▸ PROBLEM REQUIREMENTS
Copy out all the lines in the records that include the word "Legrand".

— start DATA SUPPLIED —

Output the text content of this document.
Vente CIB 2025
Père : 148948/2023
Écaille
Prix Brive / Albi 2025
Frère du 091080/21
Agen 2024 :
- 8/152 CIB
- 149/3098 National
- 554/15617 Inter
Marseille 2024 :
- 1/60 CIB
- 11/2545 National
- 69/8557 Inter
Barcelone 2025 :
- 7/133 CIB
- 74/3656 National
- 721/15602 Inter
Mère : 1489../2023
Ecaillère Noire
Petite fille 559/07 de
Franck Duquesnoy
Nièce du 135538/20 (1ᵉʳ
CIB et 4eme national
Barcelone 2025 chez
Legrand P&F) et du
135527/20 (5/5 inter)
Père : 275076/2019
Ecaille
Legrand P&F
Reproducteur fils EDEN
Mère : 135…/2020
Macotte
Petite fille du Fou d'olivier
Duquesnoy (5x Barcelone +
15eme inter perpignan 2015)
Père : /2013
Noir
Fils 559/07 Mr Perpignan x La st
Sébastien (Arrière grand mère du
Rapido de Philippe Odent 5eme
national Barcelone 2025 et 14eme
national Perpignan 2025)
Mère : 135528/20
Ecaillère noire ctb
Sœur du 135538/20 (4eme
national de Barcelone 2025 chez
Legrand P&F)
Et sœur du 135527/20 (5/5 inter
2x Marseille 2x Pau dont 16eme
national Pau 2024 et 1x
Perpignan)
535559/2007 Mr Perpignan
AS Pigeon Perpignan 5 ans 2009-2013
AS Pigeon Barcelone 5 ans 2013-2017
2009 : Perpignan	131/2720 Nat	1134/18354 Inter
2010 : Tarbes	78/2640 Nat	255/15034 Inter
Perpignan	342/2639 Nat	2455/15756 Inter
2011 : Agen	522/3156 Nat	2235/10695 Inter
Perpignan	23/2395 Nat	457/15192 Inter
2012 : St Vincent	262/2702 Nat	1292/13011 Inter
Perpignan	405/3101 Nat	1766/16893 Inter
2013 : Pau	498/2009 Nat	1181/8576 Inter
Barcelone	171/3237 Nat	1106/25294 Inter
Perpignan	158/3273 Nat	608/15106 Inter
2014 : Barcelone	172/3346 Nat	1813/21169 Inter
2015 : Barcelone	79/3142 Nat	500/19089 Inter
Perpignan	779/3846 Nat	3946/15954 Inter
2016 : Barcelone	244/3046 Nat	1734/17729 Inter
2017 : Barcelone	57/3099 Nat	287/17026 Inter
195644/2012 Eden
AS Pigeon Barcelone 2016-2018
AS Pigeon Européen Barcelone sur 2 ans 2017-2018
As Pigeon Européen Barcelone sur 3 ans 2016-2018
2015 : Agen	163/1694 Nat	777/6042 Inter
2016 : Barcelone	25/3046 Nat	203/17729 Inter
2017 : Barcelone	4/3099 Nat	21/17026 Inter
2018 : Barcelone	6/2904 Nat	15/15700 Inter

— end DATA SUPPLIED —

▸ FINISHED ANSWER
Legrand P&F) et du
Legrand P&F
Legrand P&F)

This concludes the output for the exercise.